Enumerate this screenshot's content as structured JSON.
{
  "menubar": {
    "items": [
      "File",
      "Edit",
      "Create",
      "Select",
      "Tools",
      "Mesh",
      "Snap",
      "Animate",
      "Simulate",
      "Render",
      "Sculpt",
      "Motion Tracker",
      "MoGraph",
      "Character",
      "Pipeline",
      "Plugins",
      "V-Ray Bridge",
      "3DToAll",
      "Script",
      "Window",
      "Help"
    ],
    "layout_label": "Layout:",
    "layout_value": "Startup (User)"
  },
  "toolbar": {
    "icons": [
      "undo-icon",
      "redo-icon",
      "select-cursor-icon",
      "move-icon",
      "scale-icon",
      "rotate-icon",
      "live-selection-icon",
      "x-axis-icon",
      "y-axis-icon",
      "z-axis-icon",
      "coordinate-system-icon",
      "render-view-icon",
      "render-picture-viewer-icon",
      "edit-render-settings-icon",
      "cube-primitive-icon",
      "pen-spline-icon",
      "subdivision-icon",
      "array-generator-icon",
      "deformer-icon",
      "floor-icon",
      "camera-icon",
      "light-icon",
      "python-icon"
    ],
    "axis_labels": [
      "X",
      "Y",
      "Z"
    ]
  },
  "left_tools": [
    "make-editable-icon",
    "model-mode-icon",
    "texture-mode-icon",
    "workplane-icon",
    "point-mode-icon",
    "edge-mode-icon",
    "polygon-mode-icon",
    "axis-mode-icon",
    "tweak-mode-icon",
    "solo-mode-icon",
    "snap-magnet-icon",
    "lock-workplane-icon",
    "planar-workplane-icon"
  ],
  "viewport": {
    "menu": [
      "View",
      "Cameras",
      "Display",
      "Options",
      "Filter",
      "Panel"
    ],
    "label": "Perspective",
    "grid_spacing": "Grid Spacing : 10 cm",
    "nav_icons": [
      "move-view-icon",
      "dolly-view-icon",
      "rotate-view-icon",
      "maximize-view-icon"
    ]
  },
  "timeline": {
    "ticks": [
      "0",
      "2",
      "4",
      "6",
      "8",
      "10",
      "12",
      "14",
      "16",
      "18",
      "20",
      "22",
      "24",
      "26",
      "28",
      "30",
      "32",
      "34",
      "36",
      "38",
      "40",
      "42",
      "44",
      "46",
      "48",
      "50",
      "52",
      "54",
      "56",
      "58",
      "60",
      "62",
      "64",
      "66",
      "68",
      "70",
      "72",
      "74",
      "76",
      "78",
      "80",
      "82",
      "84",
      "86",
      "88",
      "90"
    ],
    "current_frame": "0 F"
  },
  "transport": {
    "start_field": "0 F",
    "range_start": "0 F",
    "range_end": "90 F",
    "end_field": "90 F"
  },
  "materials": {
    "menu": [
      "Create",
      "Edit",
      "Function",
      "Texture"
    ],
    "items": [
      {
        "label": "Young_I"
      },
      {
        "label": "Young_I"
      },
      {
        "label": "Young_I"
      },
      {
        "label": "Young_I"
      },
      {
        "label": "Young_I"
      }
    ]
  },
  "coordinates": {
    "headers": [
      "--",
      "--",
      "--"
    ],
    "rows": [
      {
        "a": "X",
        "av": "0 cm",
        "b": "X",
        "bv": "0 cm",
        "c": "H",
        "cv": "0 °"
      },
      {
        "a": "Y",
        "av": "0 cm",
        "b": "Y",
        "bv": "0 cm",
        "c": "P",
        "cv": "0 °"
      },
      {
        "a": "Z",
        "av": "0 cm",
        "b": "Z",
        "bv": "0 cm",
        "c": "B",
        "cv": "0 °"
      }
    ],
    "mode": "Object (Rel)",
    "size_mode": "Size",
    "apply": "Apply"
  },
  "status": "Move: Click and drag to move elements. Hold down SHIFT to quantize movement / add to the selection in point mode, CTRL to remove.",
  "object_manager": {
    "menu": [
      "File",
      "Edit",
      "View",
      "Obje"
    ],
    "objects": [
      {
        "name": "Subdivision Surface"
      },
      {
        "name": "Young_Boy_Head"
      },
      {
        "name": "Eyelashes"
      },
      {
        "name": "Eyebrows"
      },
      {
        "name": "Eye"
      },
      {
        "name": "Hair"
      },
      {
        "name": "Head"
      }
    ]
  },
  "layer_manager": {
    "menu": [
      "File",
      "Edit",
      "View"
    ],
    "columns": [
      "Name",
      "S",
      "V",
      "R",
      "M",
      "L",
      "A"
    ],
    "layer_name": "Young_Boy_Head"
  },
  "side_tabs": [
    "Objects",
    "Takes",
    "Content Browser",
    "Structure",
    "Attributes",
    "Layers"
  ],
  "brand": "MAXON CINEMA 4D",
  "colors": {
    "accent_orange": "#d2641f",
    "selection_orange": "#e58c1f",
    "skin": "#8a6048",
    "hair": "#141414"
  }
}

....

*Problem details*
Set down all of the data above, word for word.

*Result*
Enumerate this screenshot's content as structured JSON.
{
  "menubar": {
    "items": [
      "File",
      "Edit",
      "Create",
      "Select",
      "Tools",
      "Mesh",
      "Snap",
      "Animate",
      "Simulate",
      "Render",
      "Sculpt",
      "Motion Tracker",
      "MoGraph",
      "Character",
      "Pipeline",
      "Plugins",
      "V-Ray Bridge",
      "3DToAll",
      "Script",
      "Window",
      "Help"
    ],
    "layout_label": "Layout:",
    "layout_value": "Startup (User)"
  },
  "toolbar": {
    "icons": [
      "undo-icon",
      "redo-icon",
      "select-cursor-icon",
      "move-icon",
      "scale-icon",
      "rotate-icon",
      "live-selection-icon",
      "x-axis-icon",
      "y-axis-icon",
      "z-axis-icon",
      "coordinate-system-icon",
      "render-view-icon",
      "render-picture-viewer-icon",
      "edit-render-settings-icon",
      "cube-primitive-icon",
      "pen-spline-icon",
      "subdivision-icon",
      "array-generator-icon",
      "deformer-icon",
      "floor-icon",
      "camera-icon",
      "light-icon",
      "python-icon"
    ],
    "axis_labels": [
      "X",
      "Y",
      "Z"
    ]
  },
  "left_tools": [
    "make-editable-icon",
    "model-mode-icon",
    "texture-mode-icon",
    "workplane-icon",
    "point-mode-icon",
    "edge-mode-icon",
    "polygon-mode-icon",
    "axis-mode-icon",
    "tweak-mode-icon",
    "solo-mode-icon",
    "snap-magnet-icon",
    "lock-workplane-icon",
    "planar-workplane-icon"
  ],
  "viewport": {
    "menu": [
      "View",
      "Cameras",
      "Display",
      "Options",
      "Filter",
      "Panel"
    ],
    "label": "Perspective",
    "grid_spacing": "Grid Spacing : 10 cm",
    "nav_icons": [
      "move-view-icon",
      "dolly-view-icon",
      "rotate-view-icon",
      "maximize-view-icon"
    ]
  },
  "timeline": {
    "ticks": [
      "0",
      "2",
      "4",
      "6",
      "8",
      "10",
      "12",
      "14",
      "16",
      "18",
      "20",
      "22",
      "24",
      "26",
      "28",
      "30",
      "32",
      "34",
      "36",
      "38",
      "40",
      "42",
      "44",
      "46",
      "48",
      "50",
      "52",
      "54",
      "56",
      "58",
      "60",
      "62",
      "64",
      "66",
      "68",
      "70",
      "72",
      "74",
      "76",
      "78",
      "80",
      "82",
      "84",
      "86",
      "88",
      "90"
    ],
    "current_frame": "0 F"
  },
  "transport": {
    "start_field": "0 F",
    "range_start": "0 F",
    "range_end": "90 F",
    "end_field": "90 F"
  },
  "materials": {
    "menu": [
      "Create",
      "Edit",
      "Function",
      "Texture"
    ],
    "items": [
      {
        "label": "Young_I"
      },
      {
        "label": "Young_I"
      },
      {
        "label": "Young_I"
      },
      {
        "label": "Young_I"
      },
      {
        "label": "Young_I"
      }
    ]
  },
  "coordinates": {
    "headers": [
      "--",
      "--",
      "--"
    ],
    "rows": [
      {
        "a": "X",
        "av": "0 cm",
        "b": "X",
        "bv": "0 cm",
        "c": "H",
        "cv": "0 °"
      },
      {
        "a": "Y",
        "av": "0 cm",
        "b": "Y",
        "bv": "0 cm",
        "c": "P",
        "cv": "0 °"
      },
      {
        "a": "Z",
        "av": "0 cm",
        "b": "Z",
        "bv": "0 cm",
        "c": "B",
        "cv": "0 °"
      }
    ],
    "mode": "Object (Rel)",
    "size_mode": "Size",
    "apply": "Apply"
  },
  "status": "Move: Click and drag to move elements. Hold down SHIFT to quantize movement / add to the selection in point mode, CTRL to remove.",
  "object_manager": {
    "menu": [
      "File",
      "Edit",
      "View",
      "Obje"
    ],
    "objects": [
      {
        "name": "Subdivision Surface"
      },
      {
        "name": "Young_Boy_Head"
      },
      {
        "name": "Eyelashes"
      },
      {
        "name": "Eyebrows"
      },
      {
        "name": "Eye"
      },
      {
        "name": "Hair"
      },
      {
        "name": "Head"
      }
    ]
  },
  "layer_manager": {
    "menu": [
      "File",
      "Edit",
      "View"
    ],
    "columns": [
      "Name",
      "S",
      "V",
      "R",
      "M",
      "L",
      "A"
    ],
    "layer_name": "Young_Boy_Head"
  },
  "side_tabs": [
    "Objects",
    "Takes",
    "Content Browser",
    "Structure",
    "Attributes",
    "Layers"
  ],
  "brand": "MAXON CINEMA 4D",
  "colors": {
    "accent_orange": "#d2641f",
    "selection_orange": "#e58c1f",
    "skin": "#8a6048",
    "hair": "#141414"
  }
}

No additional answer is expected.